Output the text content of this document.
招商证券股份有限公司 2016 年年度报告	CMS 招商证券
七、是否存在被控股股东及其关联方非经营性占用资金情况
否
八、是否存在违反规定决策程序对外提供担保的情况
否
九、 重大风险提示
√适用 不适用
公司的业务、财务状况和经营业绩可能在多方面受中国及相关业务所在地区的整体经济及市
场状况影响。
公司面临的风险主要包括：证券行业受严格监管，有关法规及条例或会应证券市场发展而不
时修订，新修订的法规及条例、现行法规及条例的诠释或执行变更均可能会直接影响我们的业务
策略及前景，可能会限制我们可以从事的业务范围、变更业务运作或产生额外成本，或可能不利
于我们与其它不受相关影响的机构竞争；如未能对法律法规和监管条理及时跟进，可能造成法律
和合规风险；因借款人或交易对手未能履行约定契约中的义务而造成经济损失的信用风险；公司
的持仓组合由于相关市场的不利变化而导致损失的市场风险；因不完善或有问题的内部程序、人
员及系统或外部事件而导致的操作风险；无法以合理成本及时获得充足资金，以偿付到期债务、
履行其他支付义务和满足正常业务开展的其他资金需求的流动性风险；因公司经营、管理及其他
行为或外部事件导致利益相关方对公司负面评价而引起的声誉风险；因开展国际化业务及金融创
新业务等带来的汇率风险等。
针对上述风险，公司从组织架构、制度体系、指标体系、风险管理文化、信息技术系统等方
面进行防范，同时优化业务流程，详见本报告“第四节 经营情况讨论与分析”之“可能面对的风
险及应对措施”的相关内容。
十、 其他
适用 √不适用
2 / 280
========
• **Aim**:
Repeat the listing above without any change.

• **Exercise output**:
Output the text content of this document.
招商证券股份有限公司 2016 年年度报告	CMS 招商证券
七、是否存在被控股股东及其关联方非经营性占用资金情况
否
八、是否存在违反规定决策程序对外提供担保的情况
否
九、 重大风险提示
√适用 不适用
公司的业务、财务状况和经营业绩可能在多方面受中国及相关业务所在地区的整体经济及市
场状况影响。
公司面临的风险主要包括：证券行业受严格监管，有关法规及条例或会应证券市场发展而不
时修订，新修订的法规及条例、现行法规及条例的诠释或执行变更均可能会直接影响我们的业务
策略及前景，可能会限制我们可以从事的业务范围、变更业务运作或产生额外成本，或可能不利
于我们与其它不受相关影响的机构竞争；如未能对法律法规和监管条理及时跟进，可能造成法律
和合规风险；因借款人或交易对手未能履行约定契约中的义务而造成经济损失的信用风险；公司
的持仓组合由于相关市场的不利变化而导致损失的市场风险；因不完善或有问题的内部程序、人
员及系统或外部事件而导致的操作风险；无法以合理成本及时获得充足资金，以偿付到期债务、
履行其他支付义务和满足正常业务开展的其他资金需求的流动性风险；因公司经营、管理及其他
行为或外部事件导致利益相关方对公司负面评价而引起的声誉风险；因开展国际化业务及金融创
新业务等带来的汇率风险等。
针对上述风险，公司从组织架构、制度体系、指标体系、风险管理文化、信息技术系统等方
面进行防范，同时优化业务流程，详见本报告“第四节 经营情况讨论与分析”之“可能面对的风
险及应对措施”的相关内容。
十、 其他
适用 √不适用
2 / 280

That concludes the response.